▶ [Work to complete]
Within the records below, find each line that holds the string "true", then copy it.

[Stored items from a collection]
— start —

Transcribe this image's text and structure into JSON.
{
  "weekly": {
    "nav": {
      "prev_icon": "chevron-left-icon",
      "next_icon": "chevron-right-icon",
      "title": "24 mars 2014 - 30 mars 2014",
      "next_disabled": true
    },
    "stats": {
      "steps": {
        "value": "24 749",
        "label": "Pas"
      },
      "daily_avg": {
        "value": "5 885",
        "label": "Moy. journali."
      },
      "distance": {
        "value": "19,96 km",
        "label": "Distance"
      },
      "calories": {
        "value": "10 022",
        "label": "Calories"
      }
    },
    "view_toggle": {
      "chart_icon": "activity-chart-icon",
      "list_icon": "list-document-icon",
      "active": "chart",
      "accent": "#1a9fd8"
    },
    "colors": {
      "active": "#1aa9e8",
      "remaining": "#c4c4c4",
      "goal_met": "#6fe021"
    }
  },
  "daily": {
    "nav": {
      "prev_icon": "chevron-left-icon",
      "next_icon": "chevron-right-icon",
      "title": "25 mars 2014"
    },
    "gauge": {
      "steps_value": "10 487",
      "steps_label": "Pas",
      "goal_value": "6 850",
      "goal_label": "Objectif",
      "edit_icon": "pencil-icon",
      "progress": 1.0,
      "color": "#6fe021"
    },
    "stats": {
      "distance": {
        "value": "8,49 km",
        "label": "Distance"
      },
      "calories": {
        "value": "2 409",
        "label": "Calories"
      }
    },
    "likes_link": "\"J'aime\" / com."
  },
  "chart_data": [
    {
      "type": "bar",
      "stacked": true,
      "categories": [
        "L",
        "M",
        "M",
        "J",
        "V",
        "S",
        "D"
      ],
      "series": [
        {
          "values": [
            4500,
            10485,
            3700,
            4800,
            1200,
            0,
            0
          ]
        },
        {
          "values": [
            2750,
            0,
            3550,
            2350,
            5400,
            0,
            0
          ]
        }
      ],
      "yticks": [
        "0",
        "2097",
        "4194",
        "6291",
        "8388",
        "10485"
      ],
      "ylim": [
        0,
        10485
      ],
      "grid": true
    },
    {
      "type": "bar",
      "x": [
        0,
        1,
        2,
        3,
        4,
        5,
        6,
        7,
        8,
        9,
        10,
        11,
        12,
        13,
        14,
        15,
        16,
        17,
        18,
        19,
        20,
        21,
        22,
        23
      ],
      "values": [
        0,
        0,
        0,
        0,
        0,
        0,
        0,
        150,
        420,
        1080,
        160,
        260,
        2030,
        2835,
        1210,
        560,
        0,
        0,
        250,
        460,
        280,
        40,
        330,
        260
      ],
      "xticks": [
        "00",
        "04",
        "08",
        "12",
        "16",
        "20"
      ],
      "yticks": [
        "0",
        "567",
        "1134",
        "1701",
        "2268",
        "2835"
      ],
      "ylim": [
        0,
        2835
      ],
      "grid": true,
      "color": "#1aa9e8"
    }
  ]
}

— end —

▶ [Solution below]
      "next_disabled": true
      "stacked": true,
      "grid": true
      "grid": true,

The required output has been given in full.